INSTRUCTION: Look through the data below and return each line where "stars" appears.

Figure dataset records

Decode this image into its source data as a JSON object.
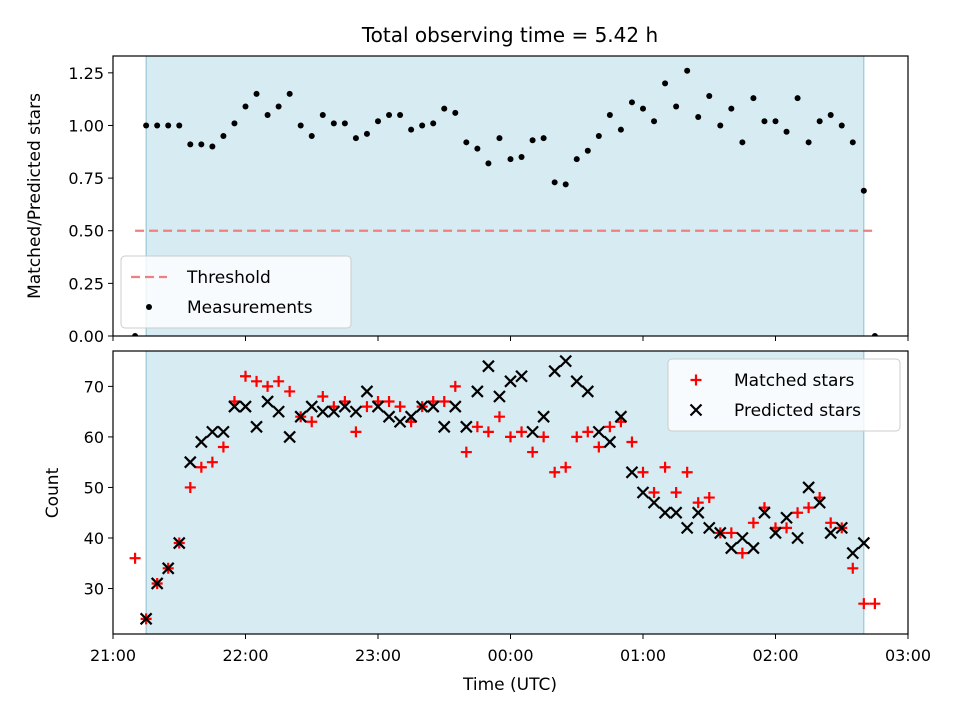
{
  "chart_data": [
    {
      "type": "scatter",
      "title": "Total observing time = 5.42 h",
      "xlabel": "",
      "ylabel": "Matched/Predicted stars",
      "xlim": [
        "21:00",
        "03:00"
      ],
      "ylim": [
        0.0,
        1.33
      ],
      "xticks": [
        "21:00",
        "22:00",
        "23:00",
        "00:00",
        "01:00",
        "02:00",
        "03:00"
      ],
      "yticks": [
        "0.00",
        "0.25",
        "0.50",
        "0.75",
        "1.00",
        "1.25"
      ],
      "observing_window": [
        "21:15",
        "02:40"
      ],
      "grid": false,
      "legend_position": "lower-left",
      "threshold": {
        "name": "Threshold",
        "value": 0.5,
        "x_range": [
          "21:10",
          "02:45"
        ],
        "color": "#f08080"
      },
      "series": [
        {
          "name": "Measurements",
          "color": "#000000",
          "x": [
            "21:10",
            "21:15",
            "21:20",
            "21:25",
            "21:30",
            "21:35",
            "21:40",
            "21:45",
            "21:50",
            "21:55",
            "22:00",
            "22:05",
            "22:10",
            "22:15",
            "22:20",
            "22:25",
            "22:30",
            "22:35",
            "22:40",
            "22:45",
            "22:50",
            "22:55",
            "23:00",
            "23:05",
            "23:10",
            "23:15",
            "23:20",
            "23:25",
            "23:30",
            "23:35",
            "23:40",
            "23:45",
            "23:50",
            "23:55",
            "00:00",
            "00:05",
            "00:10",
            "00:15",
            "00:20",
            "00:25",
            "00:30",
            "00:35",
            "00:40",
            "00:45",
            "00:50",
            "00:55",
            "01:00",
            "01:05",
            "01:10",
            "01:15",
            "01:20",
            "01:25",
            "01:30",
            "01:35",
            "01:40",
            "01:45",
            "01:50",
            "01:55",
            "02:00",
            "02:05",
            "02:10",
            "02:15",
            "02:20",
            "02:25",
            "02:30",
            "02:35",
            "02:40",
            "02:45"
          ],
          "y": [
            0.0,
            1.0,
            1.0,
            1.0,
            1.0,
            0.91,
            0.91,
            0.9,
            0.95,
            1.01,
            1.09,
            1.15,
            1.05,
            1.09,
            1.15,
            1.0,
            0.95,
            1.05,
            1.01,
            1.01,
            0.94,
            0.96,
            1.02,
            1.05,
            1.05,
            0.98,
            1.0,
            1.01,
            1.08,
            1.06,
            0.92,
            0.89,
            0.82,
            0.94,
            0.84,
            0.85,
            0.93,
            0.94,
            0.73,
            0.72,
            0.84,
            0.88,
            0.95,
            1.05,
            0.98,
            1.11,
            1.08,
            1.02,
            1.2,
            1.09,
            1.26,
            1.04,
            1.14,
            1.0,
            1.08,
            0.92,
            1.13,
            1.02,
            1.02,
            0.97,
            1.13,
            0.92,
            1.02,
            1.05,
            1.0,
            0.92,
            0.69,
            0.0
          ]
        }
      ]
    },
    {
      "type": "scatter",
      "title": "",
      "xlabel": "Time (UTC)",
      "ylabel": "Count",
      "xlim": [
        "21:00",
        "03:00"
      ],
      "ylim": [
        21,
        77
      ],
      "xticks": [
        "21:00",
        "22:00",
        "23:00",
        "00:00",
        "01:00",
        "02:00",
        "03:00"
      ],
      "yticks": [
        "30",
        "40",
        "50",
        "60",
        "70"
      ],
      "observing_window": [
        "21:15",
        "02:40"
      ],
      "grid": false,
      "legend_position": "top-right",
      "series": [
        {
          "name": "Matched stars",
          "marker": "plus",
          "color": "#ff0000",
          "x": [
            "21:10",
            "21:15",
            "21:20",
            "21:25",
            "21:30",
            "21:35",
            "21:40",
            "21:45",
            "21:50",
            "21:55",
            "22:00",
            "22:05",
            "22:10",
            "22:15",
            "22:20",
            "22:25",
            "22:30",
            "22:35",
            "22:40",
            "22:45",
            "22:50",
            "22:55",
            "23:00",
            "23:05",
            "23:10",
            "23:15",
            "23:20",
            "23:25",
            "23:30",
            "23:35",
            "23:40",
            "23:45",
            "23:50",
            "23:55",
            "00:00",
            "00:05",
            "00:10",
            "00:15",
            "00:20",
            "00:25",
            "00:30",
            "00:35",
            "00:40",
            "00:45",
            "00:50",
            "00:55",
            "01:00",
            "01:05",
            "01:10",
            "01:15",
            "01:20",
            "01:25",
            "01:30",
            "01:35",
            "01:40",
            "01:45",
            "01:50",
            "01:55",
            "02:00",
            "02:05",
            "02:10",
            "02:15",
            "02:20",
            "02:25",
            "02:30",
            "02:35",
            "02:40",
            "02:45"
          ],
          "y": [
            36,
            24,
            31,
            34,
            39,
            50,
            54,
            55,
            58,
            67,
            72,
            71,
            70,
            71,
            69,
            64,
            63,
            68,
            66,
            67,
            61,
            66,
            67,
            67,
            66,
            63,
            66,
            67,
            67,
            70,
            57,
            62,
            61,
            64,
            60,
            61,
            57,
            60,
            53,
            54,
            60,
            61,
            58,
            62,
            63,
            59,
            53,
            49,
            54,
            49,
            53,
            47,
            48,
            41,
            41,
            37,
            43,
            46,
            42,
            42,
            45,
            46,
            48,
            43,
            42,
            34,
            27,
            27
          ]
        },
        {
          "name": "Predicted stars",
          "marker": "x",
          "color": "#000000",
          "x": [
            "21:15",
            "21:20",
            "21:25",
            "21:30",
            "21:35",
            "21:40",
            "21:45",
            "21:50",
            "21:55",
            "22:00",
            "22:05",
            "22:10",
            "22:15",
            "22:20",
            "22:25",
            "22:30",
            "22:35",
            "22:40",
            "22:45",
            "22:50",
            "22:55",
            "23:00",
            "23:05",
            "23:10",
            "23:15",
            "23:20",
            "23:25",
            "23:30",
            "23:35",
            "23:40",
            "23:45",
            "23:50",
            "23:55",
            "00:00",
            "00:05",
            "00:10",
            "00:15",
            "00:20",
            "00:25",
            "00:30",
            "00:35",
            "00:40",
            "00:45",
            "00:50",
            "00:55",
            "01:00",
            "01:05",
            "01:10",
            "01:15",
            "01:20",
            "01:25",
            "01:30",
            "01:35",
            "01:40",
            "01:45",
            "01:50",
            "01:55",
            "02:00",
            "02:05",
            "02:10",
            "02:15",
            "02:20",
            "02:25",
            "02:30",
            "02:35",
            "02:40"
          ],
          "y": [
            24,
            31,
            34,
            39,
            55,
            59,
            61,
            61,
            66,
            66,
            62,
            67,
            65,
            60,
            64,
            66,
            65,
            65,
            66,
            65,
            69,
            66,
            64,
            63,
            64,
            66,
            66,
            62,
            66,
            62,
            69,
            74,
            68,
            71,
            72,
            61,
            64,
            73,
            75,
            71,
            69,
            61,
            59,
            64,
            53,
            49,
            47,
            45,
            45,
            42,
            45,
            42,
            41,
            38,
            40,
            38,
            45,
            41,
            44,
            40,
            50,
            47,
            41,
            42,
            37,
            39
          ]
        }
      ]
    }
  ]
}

---

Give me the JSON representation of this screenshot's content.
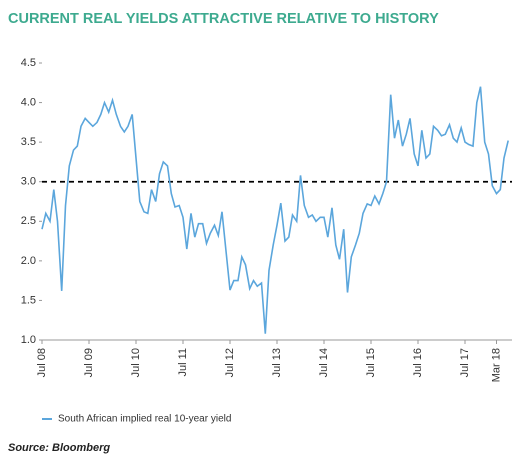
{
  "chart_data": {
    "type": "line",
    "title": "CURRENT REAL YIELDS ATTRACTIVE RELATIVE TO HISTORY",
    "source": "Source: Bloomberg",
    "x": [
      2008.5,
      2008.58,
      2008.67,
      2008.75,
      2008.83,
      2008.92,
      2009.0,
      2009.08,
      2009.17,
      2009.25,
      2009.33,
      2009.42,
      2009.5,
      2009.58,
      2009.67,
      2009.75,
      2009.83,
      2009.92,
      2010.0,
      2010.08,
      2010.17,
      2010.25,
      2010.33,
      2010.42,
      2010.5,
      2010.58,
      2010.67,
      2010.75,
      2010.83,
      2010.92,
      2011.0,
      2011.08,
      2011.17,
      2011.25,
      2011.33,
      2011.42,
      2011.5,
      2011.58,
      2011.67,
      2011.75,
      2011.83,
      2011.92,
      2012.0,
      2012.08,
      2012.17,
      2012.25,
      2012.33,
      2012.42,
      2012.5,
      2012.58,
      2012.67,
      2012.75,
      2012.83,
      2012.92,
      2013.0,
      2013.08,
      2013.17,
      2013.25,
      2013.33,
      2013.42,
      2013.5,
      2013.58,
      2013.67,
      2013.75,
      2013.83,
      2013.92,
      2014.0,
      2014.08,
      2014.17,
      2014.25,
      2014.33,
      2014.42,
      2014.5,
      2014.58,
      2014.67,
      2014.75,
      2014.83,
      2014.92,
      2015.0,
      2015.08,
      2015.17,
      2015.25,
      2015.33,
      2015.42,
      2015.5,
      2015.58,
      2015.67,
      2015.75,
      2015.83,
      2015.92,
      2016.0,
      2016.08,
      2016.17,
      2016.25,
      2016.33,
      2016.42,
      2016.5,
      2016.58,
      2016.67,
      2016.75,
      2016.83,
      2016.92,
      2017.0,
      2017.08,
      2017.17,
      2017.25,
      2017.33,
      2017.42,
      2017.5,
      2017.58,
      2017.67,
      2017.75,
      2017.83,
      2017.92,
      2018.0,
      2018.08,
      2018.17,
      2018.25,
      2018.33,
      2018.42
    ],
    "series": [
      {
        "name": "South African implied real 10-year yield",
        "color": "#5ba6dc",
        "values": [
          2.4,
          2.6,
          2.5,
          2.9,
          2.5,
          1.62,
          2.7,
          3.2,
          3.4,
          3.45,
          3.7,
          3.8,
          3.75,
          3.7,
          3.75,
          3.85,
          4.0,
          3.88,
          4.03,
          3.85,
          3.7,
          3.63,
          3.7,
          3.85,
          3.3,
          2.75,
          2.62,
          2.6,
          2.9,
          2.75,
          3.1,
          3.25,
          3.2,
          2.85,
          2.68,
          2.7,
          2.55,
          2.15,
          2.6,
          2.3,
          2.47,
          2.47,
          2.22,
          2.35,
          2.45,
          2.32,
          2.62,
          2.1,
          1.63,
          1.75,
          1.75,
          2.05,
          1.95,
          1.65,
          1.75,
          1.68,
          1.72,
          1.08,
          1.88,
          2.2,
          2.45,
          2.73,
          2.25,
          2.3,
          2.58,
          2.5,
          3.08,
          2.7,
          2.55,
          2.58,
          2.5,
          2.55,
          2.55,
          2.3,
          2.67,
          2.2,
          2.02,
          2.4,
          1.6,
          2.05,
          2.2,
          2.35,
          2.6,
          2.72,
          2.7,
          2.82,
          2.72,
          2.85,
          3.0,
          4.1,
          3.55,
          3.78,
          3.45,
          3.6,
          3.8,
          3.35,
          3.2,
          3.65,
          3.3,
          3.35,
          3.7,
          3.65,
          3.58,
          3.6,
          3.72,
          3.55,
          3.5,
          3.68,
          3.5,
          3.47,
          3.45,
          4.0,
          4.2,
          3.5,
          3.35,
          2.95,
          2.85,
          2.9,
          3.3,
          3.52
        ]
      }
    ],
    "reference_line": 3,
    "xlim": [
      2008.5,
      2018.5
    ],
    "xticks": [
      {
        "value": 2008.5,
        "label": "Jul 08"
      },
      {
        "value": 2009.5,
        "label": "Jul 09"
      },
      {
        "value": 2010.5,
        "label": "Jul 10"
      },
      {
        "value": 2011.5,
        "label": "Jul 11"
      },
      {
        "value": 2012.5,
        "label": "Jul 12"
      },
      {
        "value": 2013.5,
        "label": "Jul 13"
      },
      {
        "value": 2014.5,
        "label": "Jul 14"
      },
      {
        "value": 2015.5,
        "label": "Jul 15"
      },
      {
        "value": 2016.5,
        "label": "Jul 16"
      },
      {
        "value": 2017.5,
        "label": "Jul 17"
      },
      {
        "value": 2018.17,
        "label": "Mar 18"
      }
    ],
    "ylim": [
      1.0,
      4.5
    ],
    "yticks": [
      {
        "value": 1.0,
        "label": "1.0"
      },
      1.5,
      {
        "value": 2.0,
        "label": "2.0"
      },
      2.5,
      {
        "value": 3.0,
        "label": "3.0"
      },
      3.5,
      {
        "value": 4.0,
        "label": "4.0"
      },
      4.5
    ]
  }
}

RESPONSE:
      "ylabel": "Matched/Predicted stars",
          "name": "Matched stars",
          "name": "Predicted stars",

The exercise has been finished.